#### WHAT IS BEING ASKED
Quote every line as given.

[RECORD SET start]

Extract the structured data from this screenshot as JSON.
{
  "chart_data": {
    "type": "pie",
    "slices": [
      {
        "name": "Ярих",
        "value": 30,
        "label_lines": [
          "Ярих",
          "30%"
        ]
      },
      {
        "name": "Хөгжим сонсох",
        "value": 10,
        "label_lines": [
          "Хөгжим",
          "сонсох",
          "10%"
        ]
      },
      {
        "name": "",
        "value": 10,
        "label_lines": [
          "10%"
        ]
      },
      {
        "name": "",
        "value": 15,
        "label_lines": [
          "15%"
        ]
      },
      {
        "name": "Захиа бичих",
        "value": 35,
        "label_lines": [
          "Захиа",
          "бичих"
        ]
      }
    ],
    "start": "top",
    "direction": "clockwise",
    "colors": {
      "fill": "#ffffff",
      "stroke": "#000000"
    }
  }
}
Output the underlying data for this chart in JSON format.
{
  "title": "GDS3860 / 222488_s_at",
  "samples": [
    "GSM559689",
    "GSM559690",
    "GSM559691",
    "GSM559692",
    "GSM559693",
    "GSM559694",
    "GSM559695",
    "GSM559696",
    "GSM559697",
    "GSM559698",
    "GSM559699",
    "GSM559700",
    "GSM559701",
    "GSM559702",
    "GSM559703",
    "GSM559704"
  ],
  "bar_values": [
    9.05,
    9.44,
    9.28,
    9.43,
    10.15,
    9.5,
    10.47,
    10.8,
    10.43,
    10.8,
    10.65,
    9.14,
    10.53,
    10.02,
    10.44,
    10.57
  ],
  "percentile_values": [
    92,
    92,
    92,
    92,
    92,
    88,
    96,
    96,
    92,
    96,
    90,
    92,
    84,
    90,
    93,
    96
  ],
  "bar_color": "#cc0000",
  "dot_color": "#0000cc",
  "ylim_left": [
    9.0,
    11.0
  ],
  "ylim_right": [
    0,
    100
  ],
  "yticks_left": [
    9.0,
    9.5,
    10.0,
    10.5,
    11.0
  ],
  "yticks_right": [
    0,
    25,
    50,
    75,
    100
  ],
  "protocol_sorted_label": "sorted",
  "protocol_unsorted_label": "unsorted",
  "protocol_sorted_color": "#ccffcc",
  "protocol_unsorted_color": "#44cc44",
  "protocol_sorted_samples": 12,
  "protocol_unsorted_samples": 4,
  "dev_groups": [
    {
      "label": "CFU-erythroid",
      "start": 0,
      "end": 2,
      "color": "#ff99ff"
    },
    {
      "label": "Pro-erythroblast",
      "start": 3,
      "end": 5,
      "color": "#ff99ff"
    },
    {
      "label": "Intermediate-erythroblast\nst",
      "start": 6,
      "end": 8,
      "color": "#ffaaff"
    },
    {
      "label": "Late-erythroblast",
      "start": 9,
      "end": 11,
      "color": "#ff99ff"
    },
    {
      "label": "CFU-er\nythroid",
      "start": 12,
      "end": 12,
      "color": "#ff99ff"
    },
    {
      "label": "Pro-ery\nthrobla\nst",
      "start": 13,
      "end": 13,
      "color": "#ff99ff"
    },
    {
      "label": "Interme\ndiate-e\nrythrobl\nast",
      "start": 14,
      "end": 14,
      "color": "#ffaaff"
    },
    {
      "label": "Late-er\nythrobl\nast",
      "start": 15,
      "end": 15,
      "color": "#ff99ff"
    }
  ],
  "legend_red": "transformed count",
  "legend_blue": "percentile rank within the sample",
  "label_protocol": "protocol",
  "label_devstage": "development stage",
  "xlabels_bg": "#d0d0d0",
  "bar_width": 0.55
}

[RECORD SET end]

#### THE REPLY
Extract the structured data from this screenshot as JSON.
{
  "chart_data": {
    "type": "pie",
    "slices": [
      {
        "name": "Ярих",
        "value": 30,
        "label_lines": [
          "Ярих",
          "30%"
        ]
      },
      {
        "name": "Хөгжим сонсох",
        "value": 10,
        "label_lines": [
          "Хөгжим",
          "сонсох",
          "10%"
        ]
      },
      {
        "name": "",
        "value": 10,
        "label_lines": [
          "10%"
        ]
      },
      {
        "name": "",
        "value": 15,
        "label_lines": [
          "15%"
        ]
      },
      {
        "name": "Захиа бичих",
        "value": 35,
        "label_lines": [
          "Захиа",
          "бичих"
        ]
      }
    ],
    "start": "top",
    "direction": "clockwise",
    "colors": {
      "fill": "#ffffff",
      "stroke": "#000000"
    }
  }
}
Output the underlying data for this chart in JSON format.
{
  "title": "GDS3860 / 222488_s_at",
  "samples": [
    "GSM559689",
    "GSM559690",
    "GSM559691",
    "GSM559692",
    "GSM559693",
    "GSM559694",
    "GSM559695",
    "GSM559696",
    "GSM559697",
    "GSM559698",
    "GSM559699",
    "GSM559700",
    "GSM559701",
    "GSM559702",
    "GSM559703",
    "GSM559704"
  ],
  "bar_values": [
    9.05,
    9.44,
    9.28,
    9.43,
    10.15,
    9.5,
    10.47,
    10.8,
    10.43,
    10.8,
    10.65,
    9.14,
    10.53,
    10.02,
    10.44,
    10.57
  ],
  "percentile_values": [
    92,
    92,
    92,
    92,
    92,
    88,
    96,
    96,
    92,
    96,
    90,
    92,
    84,
    90,
    93,
    96
  ],
  "bar_color": "#cc0000",
  "dot_color": "#0000cc",
  "ylim_left": [
    9.0,
    11.0
  ],
  "ylim_right": [
    0,
    100
  ],
  "yticks_left": [
    9.0,
    9.5,
    10.0,
    10.5,
    11.0
  ],
  "yticks_right": [
    0,
    25,
    50,
    75,
    100
  ],
  "protocol_sorted_label": "sorted",
  "protocol_unsorted_label": "unsorted",
  "protocol_sorted_color": "#ccffcc",
  "protocol_unsorted_color": "#44cc44",
  "protocol_sorted_samples": 12,
  "protocol_unsorted_samples": 4,
  "dev_groups": [
    {
      "label": "CFU-erythroid",
      "start": 0,
      "end": 2,
      "color": "#ff99ff"
    },
    {
      "label": "Pro-erythroblast",
      "start": 3,
      "end": 5,
      "color": "#ff99ff"
    },
    {
      "label": "Intermediate-erythroblast\nst",
      "start": 6,
      "end": 8,
      "color": "#ffaaff"
    },
    {
      "label": "Late-erythroblast",
      "start": 9,
      "end": 11,
      "color": "#ff99ff"
    },
    {
      "label": "CFU-er\nythroid",
      "start": 12,
      "end": 12,
      "color": "#ff99ff"
    },
    {
      "label": "Pro-ery\nthrobla\nst",
      "start": 13,
      "end": 13,
      "color": "#ff99ff"
    },
    {
      "label": "Interme\ndiate-e\nrythrobl\nast",
      "start": 14,
      "end": 14,
      "color": "#ffaaff"
    },
    {
      "label": "Late-er\nythrobl\nast",
      "start": 15,
      "end": 15,
      "color": "#ff99ff"
    }
  ],
  "legend_red": "transformed count",
  "legend_blue": "percentile rank within the sample",
  "label_protocol": "protocol",
  "label_devstage": "development stage",
  "xlabels_bg": "#d0d0d0",
  "bar_width": 0.55
}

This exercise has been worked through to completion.